====== Text shown

Split-testing a Ruby on Rails application

Published in

Palatinate Tech

12 min readAug 10, 2017

This post is an adaption of a presentation given to the Ruby on Rails Oceania Sydney meetup on 13 June 2017

At Spabreaks.com we have been performing regular split-testing of our code for a number of years and we have learned a lot about our customer preferences along the way. Today I’m going to explain what split-testing is, talk about why we chose to write our own server-side split testing utility rather than using one of the off-the-shelf client-side tools on the market, I’ll provide a walk-through of the custom implementation that we have been using, and finally I’ll present a few examples of some of the things we’ve split-tested and the surprising results that we have received.

What is Split testing?

Split-testing, or A/B testing is the practice of creating two or more versions of a webpage, or some component on your website, serving one version to one set of customers, and another to another set of customers, recording who has seen each one and comparing which is the more successful.

============
====== Extracted material

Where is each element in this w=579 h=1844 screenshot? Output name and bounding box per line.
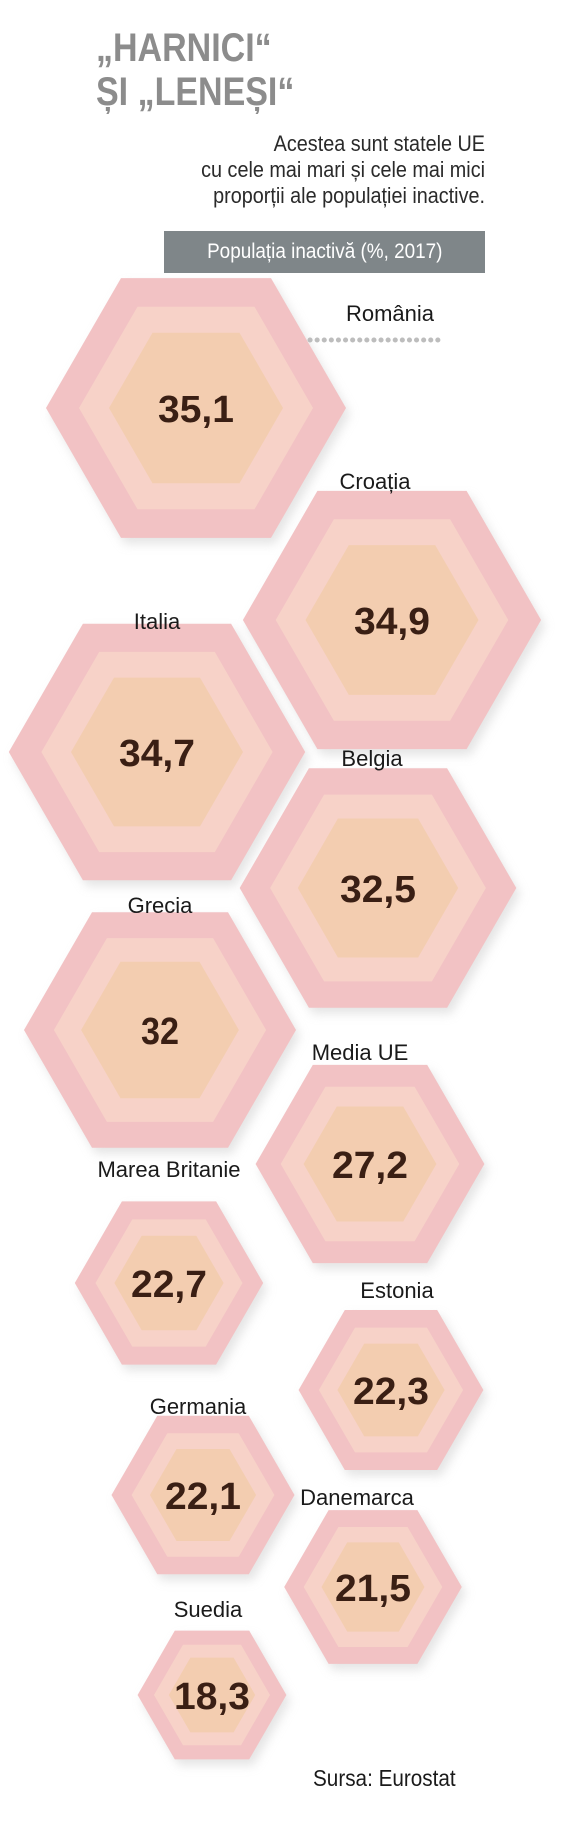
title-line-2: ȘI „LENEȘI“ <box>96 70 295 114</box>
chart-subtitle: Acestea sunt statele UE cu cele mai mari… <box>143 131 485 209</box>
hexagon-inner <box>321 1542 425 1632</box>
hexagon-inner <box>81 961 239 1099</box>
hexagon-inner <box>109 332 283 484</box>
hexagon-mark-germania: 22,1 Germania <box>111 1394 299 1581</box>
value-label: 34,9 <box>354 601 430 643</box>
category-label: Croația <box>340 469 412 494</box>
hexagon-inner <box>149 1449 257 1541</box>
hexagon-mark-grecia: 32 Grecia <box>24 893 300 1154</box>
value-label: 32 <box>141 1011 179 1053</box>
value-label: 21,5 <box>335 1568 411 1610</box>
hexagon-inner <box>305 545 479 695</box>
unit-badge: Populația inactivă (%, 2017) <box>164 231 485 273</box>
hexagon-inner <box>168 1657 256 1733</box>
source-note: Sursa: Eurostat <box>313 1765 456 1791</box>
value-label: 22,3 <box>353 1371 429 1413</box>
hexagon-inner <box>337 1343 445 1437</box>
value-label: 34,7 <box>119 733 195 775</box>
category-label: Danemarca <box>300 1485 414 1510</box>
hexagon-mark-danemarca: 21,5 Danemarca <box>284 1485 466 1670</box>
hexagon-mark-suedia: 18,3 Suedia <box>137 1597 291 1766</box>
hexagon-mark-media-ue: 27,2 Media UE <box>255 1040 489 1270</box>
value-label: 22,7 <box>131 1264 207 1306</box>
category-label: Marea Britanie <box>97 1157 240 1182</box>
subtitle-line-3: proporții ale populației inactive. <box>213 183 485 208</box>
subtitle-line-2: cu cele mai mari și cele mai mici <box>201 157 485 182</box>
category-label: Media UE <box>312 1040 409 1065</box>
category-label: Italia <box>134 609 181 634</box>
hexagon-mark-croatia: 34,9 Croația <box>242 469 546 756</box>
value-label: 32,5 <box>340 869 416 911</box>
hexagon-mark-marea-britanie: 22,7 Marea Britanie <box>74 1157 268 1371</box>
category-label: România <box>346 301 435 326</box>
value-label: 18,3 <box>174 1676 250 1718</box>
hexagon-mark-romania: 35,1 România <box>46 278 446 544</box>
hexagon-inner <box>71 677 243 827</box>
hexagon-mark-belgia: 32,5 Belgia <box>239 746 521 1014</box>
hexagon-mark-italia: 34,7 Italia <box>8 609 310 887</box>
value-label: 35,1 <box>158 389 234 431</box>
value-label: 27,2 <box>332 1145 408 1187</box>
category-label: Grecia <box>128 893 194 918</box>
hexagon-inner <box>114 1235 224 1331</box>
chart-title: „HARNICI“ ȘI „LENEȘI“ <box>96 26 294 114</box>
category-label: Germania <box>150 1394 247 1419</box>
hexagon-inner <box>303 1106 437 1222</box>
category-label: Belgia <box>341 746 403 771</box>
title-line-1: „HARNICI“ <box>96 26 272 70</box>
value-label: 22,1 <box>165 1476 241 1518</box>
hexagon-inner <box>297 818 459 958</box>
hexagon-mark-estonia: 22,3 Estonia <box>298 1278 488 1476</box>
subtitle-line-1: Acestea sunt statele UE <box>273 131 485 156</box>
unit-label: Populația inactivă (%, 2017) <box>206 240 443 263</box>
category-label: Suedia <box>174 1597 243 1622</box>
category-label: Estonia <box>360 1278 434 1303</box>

============

Problem requirements =
List the topics that the post on split-testing a Ruby on Rails application says it will cover, in the order it gives them.

Answer for this exercise =
1. What split-testing is
2. Why they chose to write their own server-side split-testing utility rather than using an off-the-shelf client-side tool
3. A walk-through of the custom implementation they have been using
4. A few examples of things they have split-tested and the surprising results they received